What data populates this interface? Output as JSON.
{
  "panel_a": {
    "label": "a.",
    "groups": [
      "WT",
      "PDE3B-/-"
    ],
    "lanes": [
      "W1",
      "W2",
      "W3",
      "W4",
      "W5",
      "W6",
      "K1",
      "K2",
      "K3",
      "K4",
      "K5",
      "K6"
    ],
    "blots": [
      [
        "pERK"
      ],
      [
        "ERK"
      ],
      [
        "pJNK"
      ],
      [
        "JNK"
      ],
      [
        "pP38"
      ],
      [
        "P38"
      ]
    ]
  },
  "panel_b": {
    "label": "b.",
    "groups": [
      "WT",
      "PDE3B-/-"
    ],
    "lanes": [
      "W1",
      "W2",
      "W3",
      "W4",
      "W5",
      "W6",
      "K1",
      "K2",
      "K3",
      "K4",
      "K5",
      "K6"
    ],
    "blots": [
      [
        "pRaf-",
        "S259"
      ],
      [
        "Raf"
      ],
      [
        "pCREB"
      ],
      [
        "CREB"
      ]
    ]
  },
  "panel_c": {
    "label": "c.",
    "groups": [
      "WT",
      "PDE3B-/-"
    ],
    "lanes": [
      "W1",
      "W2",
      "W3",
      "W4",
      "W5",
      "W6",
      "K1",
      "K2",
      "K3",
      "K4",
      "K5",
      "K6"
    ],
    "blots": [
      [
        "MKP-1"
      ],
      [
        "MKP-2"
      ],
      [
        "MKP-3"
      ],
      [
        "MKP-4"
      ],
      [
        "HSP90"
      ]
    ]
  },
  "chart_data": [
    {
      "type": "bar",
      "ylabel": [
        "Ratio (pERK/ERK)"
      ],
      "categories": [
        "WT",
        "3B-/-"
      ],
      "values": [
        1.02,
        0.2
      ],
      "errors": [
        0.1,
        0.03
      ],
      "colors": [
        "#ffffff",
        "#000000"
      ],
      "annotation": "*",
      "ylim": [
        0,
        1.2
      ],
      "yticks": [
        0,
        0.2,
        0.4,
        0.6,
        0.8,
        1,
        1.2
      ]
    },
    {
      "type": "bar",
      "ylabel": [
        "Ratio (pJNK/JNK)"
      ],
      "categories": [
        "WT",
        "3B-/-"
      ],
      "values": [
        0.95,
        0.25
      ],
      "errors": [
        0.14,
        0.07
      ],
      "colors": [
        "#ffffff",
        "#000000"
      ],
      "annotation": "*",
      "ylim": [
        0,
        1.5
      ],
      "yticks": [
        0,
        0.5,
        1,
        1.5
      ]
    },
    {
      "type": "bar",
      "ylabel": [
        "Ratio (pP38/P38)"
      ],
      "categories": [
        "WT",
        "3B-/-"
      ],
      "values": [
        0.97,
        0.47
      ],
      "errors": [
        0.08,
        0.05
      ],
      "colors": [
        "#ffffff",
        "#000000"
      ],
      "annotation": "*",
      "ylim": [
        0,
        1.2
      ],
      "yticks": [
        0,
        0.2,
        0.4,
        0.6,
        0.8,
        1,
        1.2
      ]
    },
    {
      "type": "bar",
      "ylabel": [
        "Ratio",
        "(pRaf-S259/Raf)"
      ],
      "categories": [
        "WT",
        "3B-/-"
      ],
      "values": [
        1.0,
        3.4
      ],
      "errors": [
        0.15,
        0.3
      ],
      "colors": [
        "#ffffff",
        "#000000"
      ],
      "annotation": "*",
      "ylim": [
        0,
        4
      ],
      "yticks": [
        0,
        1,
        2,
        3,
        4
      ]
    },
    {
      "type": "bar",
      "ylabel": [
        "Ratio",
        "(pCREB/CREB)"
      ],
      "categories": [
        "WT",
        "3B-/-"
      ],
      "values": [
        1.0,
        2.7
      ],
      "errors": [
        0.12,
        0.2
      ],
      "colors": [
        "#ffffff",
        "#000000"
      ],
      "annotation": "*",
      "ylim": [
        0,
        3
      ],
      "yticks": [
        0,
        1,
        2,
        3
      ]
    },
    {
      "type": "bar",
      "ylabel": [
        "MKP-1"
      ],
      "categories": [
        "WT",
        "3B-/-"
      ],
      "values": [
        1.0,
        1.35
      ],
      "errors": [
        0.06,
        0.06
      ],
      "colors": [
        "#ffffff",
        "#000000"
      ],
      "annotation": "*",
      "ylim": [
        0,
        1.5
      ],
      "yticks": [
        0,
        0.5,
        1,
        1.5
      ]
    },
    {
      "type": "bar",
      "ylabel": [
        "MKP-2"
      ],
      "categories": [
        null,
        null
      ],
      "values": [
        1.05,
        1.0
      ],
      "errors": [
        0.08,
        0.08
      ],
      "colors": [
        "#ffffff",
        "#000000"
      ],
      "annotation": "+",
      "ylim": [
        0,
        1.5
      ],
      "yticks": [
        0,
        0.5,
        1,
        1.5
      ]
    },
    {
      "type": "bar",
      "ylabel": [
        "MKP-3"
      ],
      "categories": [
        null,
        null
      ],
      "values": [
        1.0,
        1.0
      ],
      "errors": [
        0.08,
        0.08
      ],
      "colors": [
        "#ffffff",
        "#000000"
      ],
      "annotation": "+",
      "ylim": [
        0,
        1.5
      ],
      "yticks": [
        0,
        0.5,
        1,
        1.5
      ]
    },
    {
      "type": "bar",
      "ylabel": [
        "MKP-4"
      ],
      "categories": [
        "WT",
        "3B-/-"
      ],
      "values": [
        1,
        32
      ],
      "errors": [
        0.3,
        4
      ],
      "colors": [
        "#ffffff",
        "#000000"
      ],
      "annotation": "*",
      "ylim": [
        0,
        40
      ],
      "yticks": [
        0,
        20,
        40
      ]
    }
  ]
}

THE PROBLEM: Repeat all the entries exactly as given.

ANSWER BELOW:
What data populates this interface? Output as JSON.
{
  "panel_a": {
    "label": "a.",
    "groups": [
      "WT",
      "PDE3B-/-"
    ],
    "lanes": [
      "W1",
      "W2",
      "W3",
      "W4",
      "W5",
      "W6",
      "K1",
      "K2",
      "K3",
      "K4",
      "K5",
      "K6"
    ],
    "blots": [
      [
        "pERK"
      ],
      [
        "ERK"
      ],
      [
        "pJNK"
      ],
      [
        "JNK"
      ],
      [
        "pP38"
      ],
      [
        "P38"
      ]
    ]
  },
  "panel_b": {
    "label": "b.",
    "groups": [
      "WT",
      "PDE3B-/-"
    ],
    "lanes": [
      "W1",
      "W2",
      "W3",
      "W4",
      "W5",
      "W6",
      "K1",
      "K2",
      "K3",
      "K4",
      "K5",
      "K6"
    ],
    "blots": [
      [
        "pRaf-",
        "S259"
      ],
      [
        "Raf"
      ],
      [
        "pCREB"
      ],
      [
        "CREB"
      ]
    ]
  },
  "panel_c": {
    "label": "c.",
    "groups": [
      "WT",
      "PDE3B-/-"
    ],
    "lanes": [
      "W1",
      "W2",
      "W3",
      "W4",
      "W5",
      "W6",
      "K1",
      "K2",
      "K3",
      "K4",
      "K5",
      "K6"
    ],
    "blots": [
      [
        "MKP-1"
      ],
      [
        "MKP-2"
      ],
      [
        "MKP-3"
      ],
      [
        "MKP-4"
      ],
      [
        "HSP90"
      ]
    ]
  },
  "chart_data": [
    {
      "type": "bar",
      "ylabel": [
        "Ratio (pERK/ERK)"
      ],
      "categories": [
        "WT",
        "3B-/-"
      ],
      "values": [
        1.02,
        0.2
      ],
      "errors": [
        0.1,
        0.03
      ],
      "colors": [
        "#ffffff",
        "#000000"
      ],
      "annotation": "*",
      "ylim": [
        0,
        1.2
      ],
      "yticks": [
        0,
        0.2,
        0.4,
        0.6,
        0.8,
        1,
        1.2
      ]
    },
    {
      "type": "bar",
      "ylabel": [
        "Ratio (pJNK/JNK)"
      ],
      "categories": [
        "WT",
        "3B-/-"
      ],
      "values": [
        0.95,
        0.25
      ],
      "errors": [
        0.14,
        0.07
      ],
      "colors": [
        "#ffffff",
        "#000000"
      ],
      "annotation": "*",
      "ylim": [
        0,
        1.5
      ],
      "yticks": [
        0,
        0.5,
        1,
        1.5
      ]
    },
    {
      "type": "bar",
      "ylabel": [
        "Ratio (pP38/P38)"
      ],
      "categories": [
        "WT",
        "3B-/-"
      ],
      "values": [
        0.97,
        0.47
      ],
      "errors": [
        0.08,
        0.05
      ],
      "colors": [
        "#ffffff",
        "#000000"
      ],
      "annotation": "*",
      "ylim": [
        0,
        1.2
      ],
      "yticks": [
        0,
        0.2,
        0.4,
        0.6,
        0.8,
        1,
        1.2
      ]
    },
    {
      "type": "bar",
      "ylabel": [
        "Ratio",
        "(pRaf-S259/Raf)"
      ],
      "categories": [
        "WT",
        "3B-/-"
      ],
      "values": [
        1.0,
        3.4
      ],
      "errors": [
        0.15,
        0.3
      ],
      "colors": [
        "#ffffff",
        "#000000"
      ],
      "annotation": "*",
      "ylim": [
        0,
        4
      ],
      "yticks": [
        0,
        1,
        2,
        3,
        4
      ]
    },
    {
      "type": "bar",
      "ylabel": [
        "Ratio",
        "(pCREB/CREB)"
      ],
      "categories": [
        "WT",
        "3B-/-"
      ],
      "values": [
        1.0,
        2.7
      ],
      "errors": [
        0.12,
        0.2
      ],
      "colors": [
        "#ffffff",
        "#000000"
      ],
      "annotation": "*",
      "ylim": [
        0,
        3
      ],
      "yticks": [
        0,
        1,
        2,
        3
      ]
    },
    {
      "type": "bar",
      "ylabel": [
        "MKP-1"
      ],
      "categories": [
        "WT",
        "3B-/-"
      ],
      "values": [
        1.0,
        1.35
      ],
      "errors": [
        0.06,
        0.06
      ],
      "colors": [
        "#ffffff",
        "#000000"
      ],
      "annotation": "*",
      "ylim": [
        0,
        1.5
      ],
      "yticks": [
        0,
        0.5,
        1,
        1.5
      ]
    },
    {
      "type": "bar",
      "ylabel": [
        "MKP-2"
      ],
      "categories": [
        null,
        null
      ],
      "values": [
        1.05,
        1.0
      ],
      "errors": [
        0.08,
        0.08
      ],
      "colors": [
        "#ffffff",
        "#000000"
      ],
      "annotation": "+",
      "ylim": [
        0,
        1.5
      ],
      "yticks": [
        0,
        0.5,
        1,
        1.5
      ]
    },
    {
      "type": "bar",
      "ylabel": [
        "MKP-3"
      ],
      "categories": [
        null,
        null
      ],
      "values": [
        1.0,
        1.0
      ],
      "errors": [
        0.08,
        0.08
      ],
      "colors": [
        "#ffffff",
        "#000000"
      ],
      "annotation": "+",
      "ylim": [
        0,
        1.5
      ],
      "yticks": [
        0,
        0.5,
        1,
        1.5
      ]
    },
    {
      "type": "bar",
      "ylabel": [
        "MKP-4"
      ],
      "categories": [
        "WT",
        "3B-/-"
      ],
      "values": [
        1,
        32
      ],
      "errors": [
        0.3,
        4
      ],
      "colors": [
        "#ffffff",
        "#000000"
      ],
      "annotation": "*",
      "ylim": [
        0,
        40
      ],
      "yticks": [
        0,
        20,
        40
      ]
    }
  ]
}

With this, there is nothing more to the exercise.